--- Records supplied ---
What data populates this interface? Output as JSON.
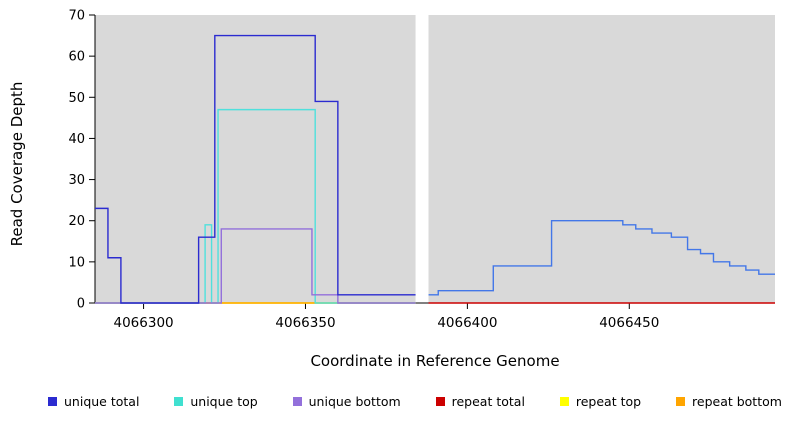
{
  "chart_data": {
    "type": "line",
    "subtype": "step-coverage-plot",
    "title": "",
    "xlabel": "Coordinate in Reference Genome",
    "ylabel": "Read Coverage Depth",
    "xlim": [
      4066285,
      4066495
    ],
    "ylim": [
      0,
      70
    ],
    "xticks": [
      4066300,
      4066350,
      4066400,
      4066450
    ],
    "yticks": [
      0,
      10,
      20,
      30,
      40,
      50,
      60,
      70
    ],
    "plot_bg": "#d9d9d9",
    "gap_region": [
      4066384,
      4066388
    ],
    "grid": false,
    "series": [
      {
        "name": "repeat top",
        "color": "#FFFF00",
        "points": [
          [
            4066285,
            0
          ],
          [
            4066384,
            0
          ]
        ]
      },
      {
        "name": "repeat bottom",
        "color": "#FFA500",
        "points": [
          [
            4066285,
            0
          ],
          [
            4066384,
            0
          ]
        ]
      },
      {
        "name": "repeat total",
        "color": "#CC0000",
        "points": [
          [
            4066388,
            0
          ],
          [
            4066495,
            0
          ]
        ]
      },
      {
        "name": "unique top",
        "color": "#4FE0DC",
        "points": [
          [
            4066285,
            0
          ],
          [
            4066319,
            19
          ],
          [
            4066321,
            0
          ],
          [
            4066323,
            47
          ],
          [
            4066353,
            0
          ],
          [
            4066384,
            0
          ]
        ]
      },
      {
        "name": "unique bottom",
        "color": "#9370DB",
        "points": [
          [
            4066285,
            0
          ],
          [
            4066324,
            18
          ],
          [
            4066352,
            2
          ],
          [
            4066360,
            0
          ],
          [
            4066384,
            0
          ]
        ]
      },
      {
        "name": "unique total",
        "color": "#2B2BD0",
        "points": [
          [
            4066285,
            23
          ],
          [
            4066289,
            11
          ],
          [
            4066293,
            0
          ],
          [
            4066317,
            16
          ],
          [
            4066322,
            65
          ],
          [
            4066353,
            49
          ],
          [
            4066360,
            2
          ],
          [
            4066384,
            2
          ]
        ]
      },
      {
        "name": "unique total right",
        "color": "#4377E8",
        "points": [
          [
            4066388,
            2
          ],
          [
            4066391,
            3
          ],
          [
            4066408,
            9
          ],
          [
            4066426,
            20
          ],
          [
            4066448,
            19
          ],
          [
            4066452,
            18
          ],
          [
            4066457,
            17
          ],
          [
            4066463,
            16
          ],
          [
            4066468,
            13
          ],
          [
            4066472,
            12
          ],
          [
            4066476,
            10
          ],
          [
            4066481,
            9
          ],
          [
            4066486,
            8
          ],
          [
            4066490,
            7
          ],
          [
            4066495,
            7
          ]
        ]
      }
    ]
  },
  "legend": {
    "items": [
      {
        "label": "unique total",
        "color": "#2B2BD0"
      },
      {
        "label": "unique top",
        "color": "#40E0D0"
      },
      {
        "label": "unique bottom",
        "color": "#9370DB"
      },
      {
        "label": "repeat total",
        "color": "#CC0000"
      },
      {
        "label": "repeat top",
        "color": "#FFFF00"
      },
      {
        "label": "repeat bottom",
        "color": "#FFA500"
      }
    ]
  }
}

--- Task prompt ---
Go through the listing, and whenever a line contains the string "total", copy that line.

--- Solution ---
        "name": "repeat total",
        "name": "unique total",
        "name": "unique total right",
        "label": "unique total",
        "label": "repeat total",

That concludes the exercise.